- [Written request]
Each line that follows is to be retyped exactly.

Dataset items:
┄┄┄┄┄┄┄┄┄┄┄┄┄┄┄┄┄┄┄┄
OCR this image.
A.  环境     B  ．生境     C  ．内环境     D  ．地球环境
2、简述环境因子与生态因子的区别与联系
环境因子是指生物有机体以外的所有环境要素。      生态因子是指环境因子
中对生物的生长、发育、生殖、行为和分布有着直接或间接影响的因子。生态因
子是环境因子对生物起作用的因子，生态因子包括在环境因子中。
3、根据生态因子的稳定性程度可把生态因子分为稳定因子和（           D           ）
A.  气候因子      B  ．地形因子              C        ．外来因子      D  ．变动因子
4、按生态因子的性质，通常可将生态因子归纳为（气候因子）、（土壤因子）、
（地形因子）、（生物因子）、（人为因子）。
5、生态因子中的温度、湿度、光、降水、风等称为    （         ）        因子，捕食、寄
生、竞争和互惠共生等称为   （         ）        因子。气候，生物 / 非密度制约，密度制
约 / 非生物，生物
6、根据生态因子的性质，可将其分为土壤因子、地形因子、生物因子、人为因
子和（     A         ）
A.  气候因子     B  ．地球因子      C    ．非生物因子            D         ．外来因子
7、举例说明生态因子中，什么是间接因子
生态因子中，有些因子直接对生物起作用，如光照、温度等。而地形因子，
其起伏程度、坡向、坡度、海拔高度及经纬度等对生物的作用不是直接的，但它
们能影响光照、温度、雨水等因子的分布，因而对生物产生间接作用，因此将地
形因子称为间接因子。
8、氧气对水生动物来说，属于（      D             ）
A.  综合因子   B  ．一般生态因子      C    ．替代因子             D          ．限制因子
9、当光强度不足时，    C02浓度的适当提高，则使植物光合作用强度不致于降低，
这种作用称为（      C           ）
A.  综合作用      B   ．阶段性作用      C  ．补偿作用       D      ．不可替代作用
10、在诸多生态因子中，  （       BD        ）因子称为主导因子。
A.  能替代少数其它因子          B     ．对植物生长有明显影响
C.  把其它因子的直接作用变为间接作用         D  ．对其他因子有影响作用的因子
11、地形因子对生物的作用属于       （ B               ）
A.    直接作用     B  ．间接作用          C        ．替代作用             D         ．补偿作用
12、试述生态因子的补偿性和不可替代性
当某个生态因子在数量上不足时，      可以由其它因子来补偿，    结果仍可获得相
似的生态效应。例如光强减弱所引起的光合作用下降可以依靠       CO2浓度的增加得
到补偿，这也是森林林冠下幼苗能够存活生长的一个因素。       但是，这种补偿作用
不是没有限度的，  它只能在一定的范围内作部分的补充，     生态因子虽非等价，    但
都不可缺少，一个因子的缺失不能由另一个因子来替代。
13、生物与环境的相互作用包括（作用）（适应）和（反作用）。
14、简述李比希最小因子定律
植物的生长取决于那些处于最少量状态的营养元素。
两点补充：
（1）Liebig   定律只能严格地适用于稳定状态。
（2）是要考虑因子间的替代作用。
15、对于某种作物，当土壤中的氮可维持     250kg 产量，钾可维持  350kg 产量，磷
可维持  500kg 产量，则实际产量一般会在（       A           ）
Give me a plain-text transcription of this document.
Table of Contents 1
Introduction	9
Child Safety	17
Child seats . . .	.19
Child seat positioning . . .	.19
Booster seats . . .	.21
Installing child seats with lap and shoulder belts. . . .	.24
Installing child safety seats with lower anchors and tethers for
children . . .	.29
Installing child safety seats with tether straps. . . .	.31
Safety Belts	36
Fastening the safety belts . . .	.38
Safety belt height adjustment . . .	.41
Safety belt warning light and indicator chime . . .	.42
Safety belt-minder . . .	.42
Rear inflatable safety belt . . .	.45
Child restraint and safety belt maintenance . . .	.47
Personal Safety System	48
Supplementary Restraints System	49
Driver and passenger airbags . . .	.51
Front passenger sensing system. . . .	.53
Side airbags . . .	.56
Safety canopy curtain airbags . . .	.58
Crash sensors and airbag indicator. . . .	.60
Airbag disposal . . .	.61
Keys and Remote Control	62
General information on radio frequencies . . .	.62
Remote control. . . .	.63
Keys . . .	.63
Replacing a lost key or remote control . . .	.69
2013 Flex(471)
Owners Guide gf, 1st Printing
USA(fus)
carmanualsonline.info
┄┄┄┄┄┄┄┄┄┄┄┄┄┄┄┄┄┄┄┄
- [Correct result]
OCR this image.
A.  环境     B  ．生境     C  ．内环境     D  ．地球环境
2、简述环境因子与生态因子的区别与联系
环境因子是指生物有机体以外的所有环境要素。      生态因子是指环境因子
中对生物的生长、发育、生殖、行为和分布有着直接或间接影响的因子。生态因
子是环境因子对生物起作用的因子，生态因子包括在环境因子中。
3、根据生态因子的稳定性程度可把生态因子分为稳定因子和（           D           ）
A.  气候因子      B  ．地形因子              C        ．外来因子      D  ．变动因子
4、按生态因子的性质，通常可将生态因子归纳为（气候因子）、（土壤因子）、
（地形因子）、（生物因子）、（人为因子）。
5、生态因子中的温度、湿度、光、降水、风等称为    （         ）        因子，捕食、寄
生、竞争和互惠共生等称为   （         ）        因子。气候，生物 / 非密度制约，密度制
约 / 非生物，生物
6、根据生态因子的性质，可将其分为土壤因子、地形因子、生物因子、人为因
子和（     A         ）
A.  气候因子     B  ．地球因子      C    ．非生物因子            D         ．外来因子
7、举例说明生态因子中，什么是间接因子
生态因子中，有些因子直接对生物起作用，如光照、温度等。而地形因子，
其起伏程度、坡向、坡度、海拔高度及经纬度等对生物的作用不是直接的，但它
们能影响光照、温度、雨水等因子的分布，因而对生物产生间接作用，因此将地
形因子称为间接因子。
8、氧气对水生动物来说，属于（      D             ）
A.  综合因子   B  ．一般生态因子      C    ．替代因子             D          ．限制因子
9、当光强度不足时，    C02浓度的适当提高，则使植物光合作用强度不致于降低，
这种作用称为（      C           ）
A.  综合作用      B   ．阶段性作用      C  ．补偿作用       D      ．不可替代作用
10、在诸多生态因子中，  （       BD        ）因子称为主导因子。
A.  能替代少数其它因子          B     ．对植物生长有明显影响
C.  把其它因子的直接作用变为间接作用         D  ．对其他因子有影响作用的因子
11、地形因子对生物的作用属于       （ B               ）
A.    直接作用     B  ．间接作用          C        ．替代作用             D         ．补偿作用
12、试述生态因子的补偿性和不可替代性
当某个生态因子在数量上不足时，      可以由其它因子来补偿，    结果仍可获得相
似的生态效应。例如光强减弱所引起的光合作用下降可以依靠       CO2浓度的增加得
到补偿，这也是森林林冠下幼苗能够存活生长的一个因素。       但是，这种补偿作用
不是没有限度的，  它只能在一定的范围内作部分的补充，     生态因子虽非等价，    但
都不可缺少，一个因子的缺失不能由另一个因子来替代。
13、生物与环境的相互作用包括（作用）（适应）和（反作用）。
14、简述李比希最小因子定律
植物的生长取决于那些处于最少量状态的营养元素。
两点补充：
（1）Liebig   定律只能严格地适用于稳定状态。
（2）是要考虑因子间的替代作用。
15、对于某种作物，当土壤中的氮可维持     250kg 产量，钾可维持  350kg 产量，磷
可维持  500kg 产量，则实际产量一般会在（       A           ）
Give me a plain-text transcription of this document.
Table of Contents 1
Introduction	9
Child Safety	17
Child seats . . .	.19
Child seat positioning . . .	.19
Booster seats . . .	.21
Installing child seats with lap and shoulder belts. . . .	.24
Installing child safety seats with lower anchors and tethers for
children . . .	.29
Installing child safety seats with tether straps. . . .	.31
Safety Belts	36
Fastening the safety belts . . .	.38
Safety belt height adjustment . . .	.41
Safety belt warning light and indicator chime . . .	.42
Safety belt-minder . . .	.42
Rear inflatable safety belt . . .	.45
Child restraint and safety belt maintenance . . .	.47
Personal Safety System	48
Supplementary Restraints System	49
Driver and passenger airbags . . .	.51
Front passenger sensing system. . . .	.53
Side airbags . . .	.56
Safety canopy curtain airbags . . .	.58
Crash sensors and airbag indicator. . . .	.60
Airbag disposal . . .	.61
Keys and Remote Control	62
General information on radio frequencies . . .	.62
Remote control. . . .	.63
Keys . . .	.63
Replacing a lost key or remote control . . .	.69
2013 Flex(471)
Owners Guide gf, 1st Printing
USA(fus)
carmanualsonline.info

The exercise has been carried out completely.